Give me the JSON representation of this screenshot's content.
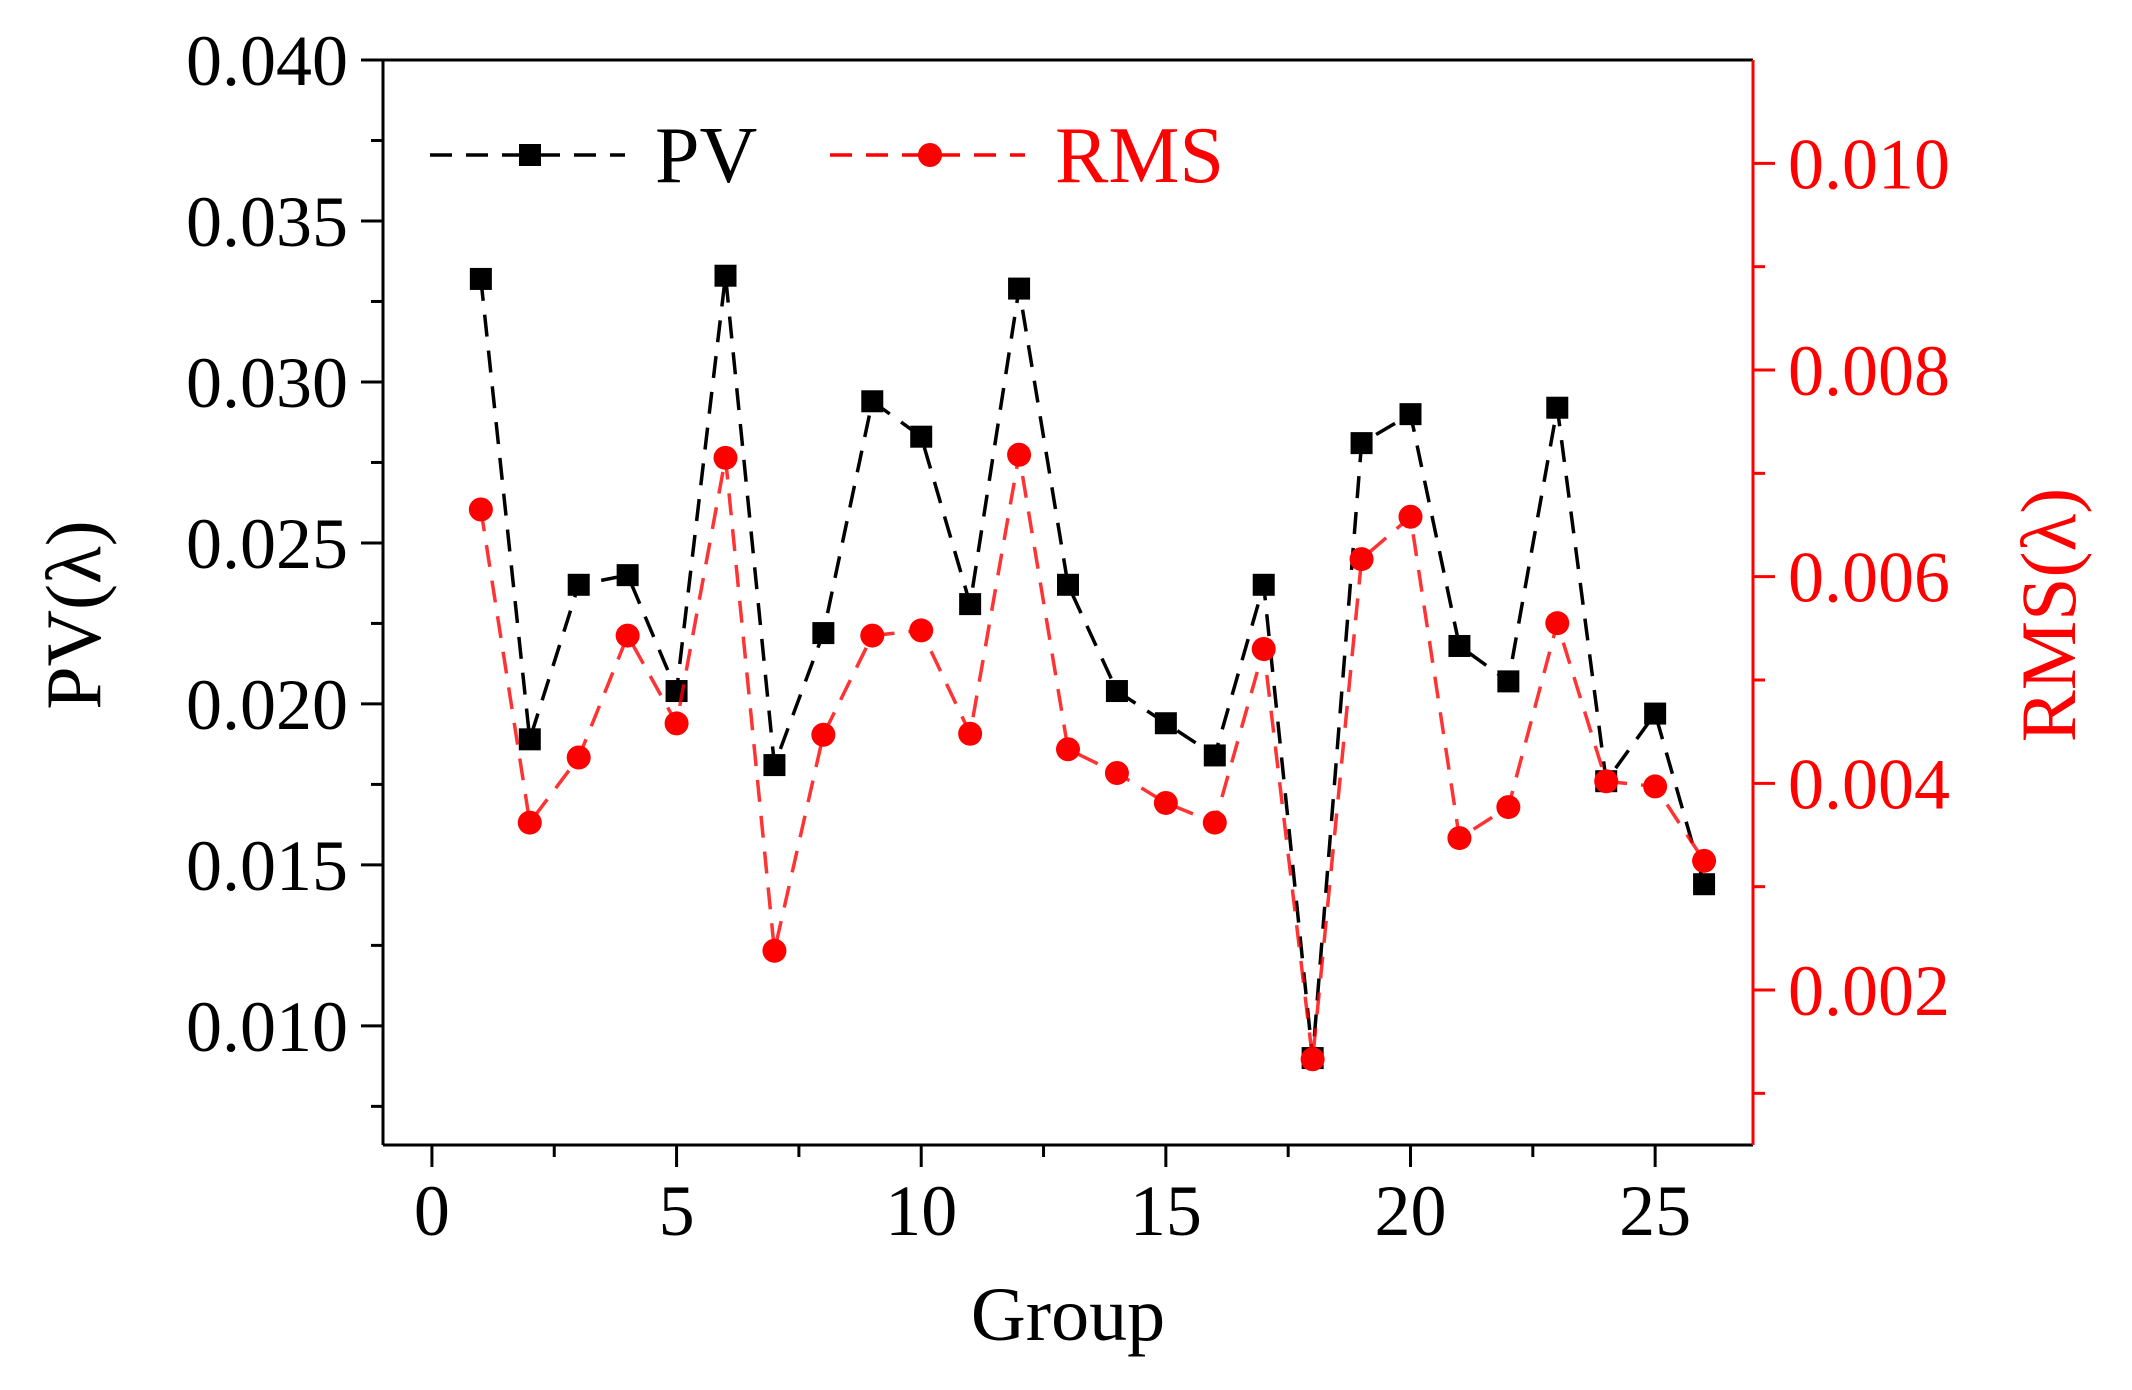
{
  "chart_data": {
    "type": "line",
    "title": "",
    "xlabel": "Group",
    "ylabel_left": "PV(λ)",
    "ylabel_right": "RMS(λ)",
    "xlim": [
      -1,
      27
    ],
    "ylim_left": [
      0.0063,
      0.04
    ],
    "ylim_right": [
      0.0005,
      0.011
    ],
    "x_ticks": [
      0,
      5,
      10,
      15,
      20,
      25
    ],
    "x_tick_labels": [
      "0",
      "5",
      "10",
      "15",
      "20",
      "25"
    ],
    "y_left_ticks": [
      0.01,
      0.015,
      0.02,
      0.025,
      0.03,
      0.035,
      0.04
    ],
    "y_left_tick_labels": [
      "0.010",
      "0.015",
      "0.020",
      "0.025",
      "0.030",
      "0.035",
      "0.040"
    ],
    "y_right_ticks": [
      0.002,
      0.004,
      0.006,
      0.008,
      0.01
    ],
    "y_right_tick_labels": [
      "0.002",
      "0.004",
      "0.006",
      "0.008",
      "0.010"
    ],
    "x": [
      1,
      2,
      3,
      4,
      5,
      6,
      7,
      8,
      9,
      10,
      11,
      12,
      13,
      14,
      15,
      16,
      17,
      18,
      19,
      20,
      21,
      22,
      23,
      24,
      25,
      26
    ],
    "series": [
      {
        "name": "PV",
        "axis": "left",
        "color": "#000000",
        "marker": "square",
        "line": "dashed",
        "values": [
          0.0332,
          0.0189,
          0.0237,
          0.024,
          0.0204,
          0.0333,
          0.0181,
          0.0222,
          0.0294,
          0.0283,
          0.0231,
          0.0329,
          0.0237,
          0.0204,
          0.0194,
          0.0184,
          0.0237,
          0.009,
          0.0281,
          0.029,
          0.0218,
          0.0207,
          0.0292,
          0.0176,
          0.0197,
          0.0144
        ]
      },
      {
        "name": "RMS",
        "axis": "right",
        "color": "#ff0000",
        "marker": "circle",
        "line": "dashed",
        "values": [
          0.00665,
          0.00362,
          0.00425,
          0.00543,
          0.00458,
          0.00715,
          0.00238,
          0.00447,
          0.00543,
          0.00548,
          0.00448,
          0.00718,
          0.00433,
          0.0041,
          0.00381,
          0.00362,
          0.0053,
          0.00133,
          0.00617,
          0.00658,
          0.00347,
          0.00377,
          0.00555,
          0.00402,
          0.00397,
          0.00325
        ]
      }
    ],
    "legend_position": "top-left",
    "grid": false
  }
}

DIRECTION -> Make an exact copy of every entry above, minus the images.

SOLUTION TO THIS PROBLEM ->
Give me the JSON representation of this screenshot's content.
{
  "chart_data": {
    "type": "line",
    "title": "",
    "xlabel": "Group",
    "ylabel_left": "PV(λ)",
    "ylabel_right": "RMS(λ)",
    "xlim": [
      -1,
      27
    ],
    "ylim_left": [
      0.0063,
      0.04
    ],
    "ylim_right": [
      0.0005,
      0.011
    ],
    "x_ticks": [
      0,
      5,
      10,
      15,
      20,
      25
    ],
    "x_tick_labels": [
      "0",
      "5",
      "10",
      "15",
      "20",
      "25"
    ],
    "y_left_ticks": [
      0.01,
      0.015,
      0.02,
      0.025,
      0.03,
      0.035,
      0.04
    ],
    "y_left_tick_labels": [
      "0.010",
      "0.015",
      "0.020",
      "0.025",
      "0.030",
      "0.035",
      "0.040"
    ],
    "y_right_ticks": [
      0.002,
      0.004,
      0.006,
      0.008,
      0.01
    ],
    "y_right_tick_labels": [
      "0.002",
      "0.004",
      "0.006",
      "0.008",
      "0.010"
    ],
    "x": [
      1,
      2,
      3,
      4,
      5,
      6,
      7,
      8,
      9,
      10,
      11,
      12,
      13,
      14,
      15,
      16,
      17,
      18,
      19,
      20,
      21,
      22,
      23,
      24,
      25,
      26
    ],
    "series": [
      {
        "name": "PV",
        "axis": "left",
        "color": "#000000",
        "marker": "square",
        "line": "dashed",
        "values": [
          0.0332,
          0.0189,
          0.0237,
          0.024,
          0.0204,
          0.0333,
          0.0181,
          0.0222,
          0.0294,
          0.0283,
          0.0231,
          0.0329,
          0.0237,
          0.0204,
          0.0194,
          0.0184,
          0.0237,
          0.009,
          0.0281,
          0.029,
          0.0218,
          0.0207,
          0.0292,
          0.0176,
          0.0197,
          0.0144
        ]
      },
      {
        "name": "RMS",
        "axis": "right",
        "color": "#ff0000",
        "marker": "circle",
        "line": "dashed",
        "values": [
          0.00665,
          0.00362,
          0.00425,
          0.00543,
          0.00458,
          0.00715,
          0.00238,
          0.00447,
          0.00543,
          0.00548,
          0.00448,
          0.00718,
          0.00433,
          0.0041,
          0.00381,
          0.00362,
          0.0053,
          0.00133,
          0.00617,
          0.00658,
          0.00347,
          0.00377,
          0.00555,
          0.00402,
          0.00397,
          0.00325
        ]
      }
    ],
    "legend_position": "top-left",
    "grid": false
  }
}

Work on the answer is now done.